Please find each line of the material that contains the string "hand", treating uppercase and lowercase as different, and copy those lines out in full.
───── The data ─────
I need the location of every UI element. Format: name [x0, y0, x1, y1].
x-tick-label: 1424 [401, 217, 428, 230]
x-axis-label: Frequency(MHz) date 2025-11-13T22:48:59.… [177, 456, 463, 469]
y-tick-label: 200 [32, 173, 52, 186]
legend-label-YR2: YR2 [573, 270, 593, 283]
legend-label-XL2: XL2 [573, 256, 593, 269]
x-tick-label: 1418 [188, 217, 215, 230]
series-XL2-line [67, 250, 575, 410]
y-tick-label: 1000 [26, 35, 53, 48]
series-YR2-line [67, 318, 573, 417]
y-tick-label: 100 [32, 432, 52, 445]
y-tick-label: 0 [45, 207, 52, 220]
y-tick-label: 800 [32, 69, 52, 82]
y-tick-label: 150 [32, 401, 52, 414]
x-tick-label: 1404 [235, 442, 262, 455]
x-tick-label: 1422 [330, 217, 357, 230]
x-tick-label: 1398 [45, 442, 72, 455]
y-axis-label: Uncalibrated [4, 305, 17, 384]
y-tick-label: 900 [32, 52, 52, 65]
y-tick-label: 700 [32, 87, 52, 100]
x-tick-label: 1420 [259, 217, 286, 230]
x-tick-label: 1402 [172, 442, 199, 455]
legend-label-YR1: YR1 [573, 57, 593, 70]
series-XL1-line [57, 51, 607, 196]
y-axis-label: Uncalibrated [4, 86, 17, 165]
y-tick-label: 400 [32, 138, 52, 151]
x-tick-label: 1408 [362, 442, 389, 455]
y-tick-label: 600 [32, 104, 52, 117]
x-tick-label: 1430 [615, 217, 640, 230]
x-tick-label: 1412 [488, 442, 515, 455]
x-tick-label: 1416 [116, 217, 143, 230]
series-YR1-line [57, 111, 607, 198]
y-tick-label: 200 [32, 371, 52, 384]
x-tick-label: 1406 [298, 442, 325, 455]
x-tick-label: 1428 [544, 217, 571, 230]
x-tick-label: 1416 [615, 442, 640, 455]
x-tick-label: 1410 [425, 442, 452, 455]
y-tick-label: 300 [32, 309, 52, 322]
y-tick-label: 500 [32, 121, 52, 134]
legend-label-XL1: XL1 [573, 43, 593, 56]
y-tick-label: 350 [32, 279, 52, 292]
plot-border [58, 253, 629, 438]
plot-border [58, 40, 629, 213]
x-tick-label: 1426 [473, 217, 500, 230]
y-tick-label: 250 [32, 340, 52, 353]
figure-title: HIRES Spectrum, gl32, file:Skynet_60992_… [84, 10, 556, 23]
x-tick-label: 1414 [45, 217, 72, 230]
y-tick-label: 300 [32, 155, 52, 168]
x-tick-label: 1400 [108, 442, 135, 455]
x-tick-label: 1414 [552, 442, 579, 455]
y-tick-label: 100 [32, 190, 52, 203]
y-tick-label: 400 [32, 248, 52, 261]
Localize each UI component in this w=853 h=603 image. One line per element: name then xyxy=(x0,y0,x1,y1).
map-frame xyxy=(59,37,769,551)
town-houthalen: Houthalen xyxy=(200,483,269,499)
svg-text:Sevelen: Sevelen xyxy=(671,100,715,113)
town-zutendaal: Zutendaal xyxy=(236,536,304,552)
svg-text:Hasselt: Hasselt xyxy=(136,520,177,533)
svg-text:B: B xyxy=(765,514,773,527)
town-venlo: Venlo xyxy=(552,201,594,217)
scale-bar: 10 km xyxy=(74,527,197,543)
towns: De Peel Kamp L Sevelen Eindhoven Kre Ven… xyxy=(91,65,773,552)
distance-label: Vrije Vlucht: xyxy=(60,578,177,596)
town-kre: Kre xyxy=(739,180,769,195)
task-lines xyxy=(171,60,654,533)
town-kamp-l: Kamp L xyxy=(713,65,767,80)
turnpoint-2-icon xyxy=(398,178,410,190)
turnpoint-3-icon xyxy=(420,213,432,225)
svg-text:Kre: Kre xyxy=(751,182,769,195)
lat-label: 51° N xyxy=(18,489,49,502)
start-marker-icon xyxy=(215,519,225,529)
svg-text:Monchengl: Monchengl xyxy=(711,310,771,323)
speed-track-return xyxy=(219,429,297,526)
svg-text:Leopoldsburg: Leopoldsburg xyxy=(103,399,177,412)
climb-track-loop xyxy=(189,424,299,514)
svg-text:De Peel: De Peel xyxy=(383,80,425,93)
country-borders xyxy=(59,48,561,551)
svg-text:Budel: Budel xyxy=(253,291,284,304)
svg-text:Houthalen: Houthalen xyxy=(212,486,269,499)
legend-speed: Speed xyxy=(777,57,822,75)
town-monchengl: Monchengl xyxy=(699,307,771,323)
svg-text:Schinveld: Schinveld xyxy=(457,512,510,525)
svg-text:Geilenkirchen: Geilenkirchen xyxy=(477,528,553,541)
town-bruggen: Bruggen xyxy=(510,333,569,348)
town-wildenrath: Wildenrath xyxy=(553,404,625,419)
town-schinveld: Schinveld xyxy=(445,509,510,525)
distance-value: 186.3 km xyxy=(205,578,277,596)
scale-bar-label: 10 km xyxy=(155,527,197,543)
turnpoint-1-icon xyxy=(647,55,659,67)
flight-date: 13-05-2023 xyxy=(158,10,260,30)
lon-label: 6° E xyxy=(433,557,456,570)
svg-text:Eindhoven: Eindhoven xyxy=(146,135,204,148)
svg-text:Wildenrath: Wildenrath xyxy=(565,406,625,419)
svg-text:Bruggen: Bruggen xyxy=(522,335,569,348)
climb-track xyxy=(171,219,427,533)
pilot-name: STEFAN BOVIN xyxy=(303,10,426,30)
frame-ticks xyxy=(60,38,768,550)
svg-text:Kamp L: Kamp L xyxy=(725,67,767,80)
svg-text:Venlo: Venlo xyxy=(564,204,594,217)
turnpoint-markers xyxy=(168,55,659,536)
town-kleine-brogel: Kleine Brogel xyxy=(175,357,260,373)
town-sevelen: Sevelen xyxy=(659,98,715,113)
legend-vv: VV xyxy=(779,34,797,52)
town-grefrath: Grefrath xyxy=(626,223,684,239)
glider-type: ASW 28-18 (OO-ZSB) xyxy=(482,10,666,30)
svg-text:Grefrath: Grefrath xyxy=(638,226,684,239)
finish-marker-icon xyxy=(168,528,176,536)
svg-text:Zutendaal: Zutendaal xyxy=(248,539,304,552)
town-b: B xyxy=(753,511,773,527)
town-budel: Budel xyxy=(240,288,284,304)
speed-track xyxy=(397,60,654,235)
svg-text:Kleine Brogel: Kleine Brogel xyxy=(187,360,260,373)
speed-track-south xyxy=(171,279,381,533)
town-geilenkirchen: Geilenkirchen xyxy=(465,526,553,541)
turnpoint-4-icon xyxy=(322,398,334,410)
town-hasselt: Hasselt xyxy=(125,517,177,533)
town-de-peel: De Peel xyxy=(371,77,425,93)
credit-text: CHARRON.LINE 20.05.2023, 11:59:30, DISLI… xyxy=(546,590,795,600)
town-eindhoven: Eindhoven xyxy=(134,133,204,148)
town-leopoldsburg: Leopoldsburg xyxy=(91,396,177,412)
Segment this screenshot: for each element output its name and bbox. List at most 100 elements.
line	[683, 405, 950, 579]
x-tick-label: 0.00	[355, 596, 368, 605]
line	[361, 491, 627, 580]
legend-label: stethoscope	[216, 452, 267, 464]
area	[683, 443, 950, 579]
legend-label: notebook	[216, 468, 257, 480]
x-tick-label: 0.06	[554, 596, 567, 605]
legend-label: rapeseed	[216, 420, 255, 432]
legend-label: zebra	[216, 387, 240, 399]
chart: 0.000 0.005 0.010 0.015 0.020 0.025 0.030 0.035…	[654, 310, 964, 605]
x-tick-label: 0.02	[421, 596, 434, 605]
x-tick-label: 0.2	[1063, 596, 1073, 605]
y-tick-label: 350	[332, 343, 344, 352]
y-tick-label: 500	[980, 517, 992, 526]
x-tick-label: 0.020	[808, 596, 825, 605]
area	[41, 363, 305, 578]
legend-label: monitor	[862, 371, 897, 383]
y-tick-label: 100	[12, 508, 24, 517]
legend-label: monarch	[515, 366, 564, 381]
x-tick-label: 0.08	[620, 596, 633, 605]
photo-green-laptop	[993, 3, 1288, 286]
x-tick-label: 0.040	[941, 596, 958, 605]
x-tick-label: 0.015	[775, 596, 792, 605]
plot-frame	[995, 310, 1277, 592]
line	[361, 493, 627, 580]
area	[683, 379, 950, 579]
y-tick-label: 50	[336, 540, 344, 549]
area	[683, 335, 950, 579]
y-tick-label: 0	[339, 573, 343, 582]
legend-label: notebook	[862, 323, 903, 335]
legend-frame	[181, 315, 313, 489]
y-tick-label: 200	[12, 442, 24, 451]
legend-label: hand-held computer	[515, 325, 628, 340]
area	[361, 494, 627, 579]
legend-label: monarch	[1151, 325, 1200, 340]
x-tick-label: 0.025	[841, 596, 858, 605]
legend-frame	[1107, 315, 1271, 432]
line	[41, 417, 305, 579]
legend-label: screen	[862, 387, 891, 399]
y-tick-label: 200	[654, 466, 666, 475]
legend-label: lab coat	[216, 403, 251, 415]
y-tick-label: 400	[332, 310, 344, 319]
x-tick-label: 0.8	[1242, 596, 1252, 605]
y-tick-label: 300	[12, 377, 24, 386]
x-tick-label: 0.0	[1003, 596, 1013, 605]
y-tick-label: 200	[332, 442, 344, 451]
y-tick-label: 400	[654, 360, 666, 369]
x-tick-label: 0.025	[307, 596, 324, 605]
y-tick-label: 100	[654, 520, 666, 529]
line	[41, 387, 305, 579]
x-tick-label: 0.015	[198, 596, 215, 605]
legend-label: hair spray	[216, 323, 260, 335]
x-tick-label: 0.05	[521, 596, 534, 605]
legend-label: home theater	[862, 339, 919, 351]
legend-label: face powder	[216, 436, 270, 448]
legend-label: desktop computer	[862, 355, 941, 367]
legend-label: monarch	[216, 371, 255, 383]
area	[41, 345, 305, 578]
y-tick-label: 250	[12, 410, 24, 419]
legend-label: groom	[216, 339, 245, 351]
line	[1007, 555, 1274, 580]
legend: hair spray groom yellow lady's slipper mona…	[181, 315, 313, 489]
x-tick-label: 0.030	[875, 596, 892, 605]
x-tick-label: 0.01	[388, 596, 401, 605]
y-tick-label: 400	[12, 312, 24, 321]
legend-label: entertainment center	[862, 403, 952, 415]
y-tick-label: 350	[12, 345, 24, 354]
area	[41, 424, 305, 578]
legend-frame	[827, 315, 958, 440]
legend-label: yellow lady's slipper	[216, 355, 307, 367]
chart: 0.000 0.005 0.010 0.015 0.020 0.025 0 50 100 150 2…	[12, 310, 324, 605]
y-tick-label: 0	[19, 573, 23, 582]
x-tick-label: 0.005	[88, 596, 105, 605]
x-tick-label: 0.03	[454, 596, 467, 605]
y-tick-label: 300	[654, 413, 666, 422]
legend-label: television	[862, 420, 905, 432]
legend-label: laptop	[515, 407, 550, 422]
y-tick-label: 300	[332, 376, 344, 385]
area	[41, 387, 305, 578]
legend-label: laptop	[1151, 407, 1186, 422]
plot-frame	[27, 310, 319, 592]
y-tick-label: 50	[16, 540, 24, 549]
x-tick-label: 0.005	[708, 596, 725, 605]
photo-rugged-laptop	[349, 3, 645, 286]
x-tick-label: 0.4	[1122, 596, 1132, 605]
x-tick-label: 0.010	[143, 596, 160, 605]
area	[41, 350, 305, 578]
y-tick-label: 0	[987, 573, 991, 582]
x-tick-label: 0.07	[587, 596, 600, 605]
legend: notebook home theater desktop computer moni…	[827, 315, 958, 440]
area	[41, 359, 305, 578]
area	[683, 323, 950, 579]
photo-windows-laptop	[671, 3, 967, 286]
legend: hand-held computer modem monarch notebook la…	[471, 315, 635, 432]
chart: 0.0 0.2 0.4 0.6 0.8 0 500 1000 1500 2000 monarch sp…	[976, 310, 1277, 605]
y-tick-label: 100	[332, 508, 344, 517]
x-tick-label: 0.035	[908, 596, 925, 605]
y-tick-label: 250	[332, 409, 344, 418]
─────
* _Reply_
legend-label: hand-held computer	[515, 325, 628, 340]
legend: hand-held computer modem monarch notebook la…	[471, 315, 635, 432]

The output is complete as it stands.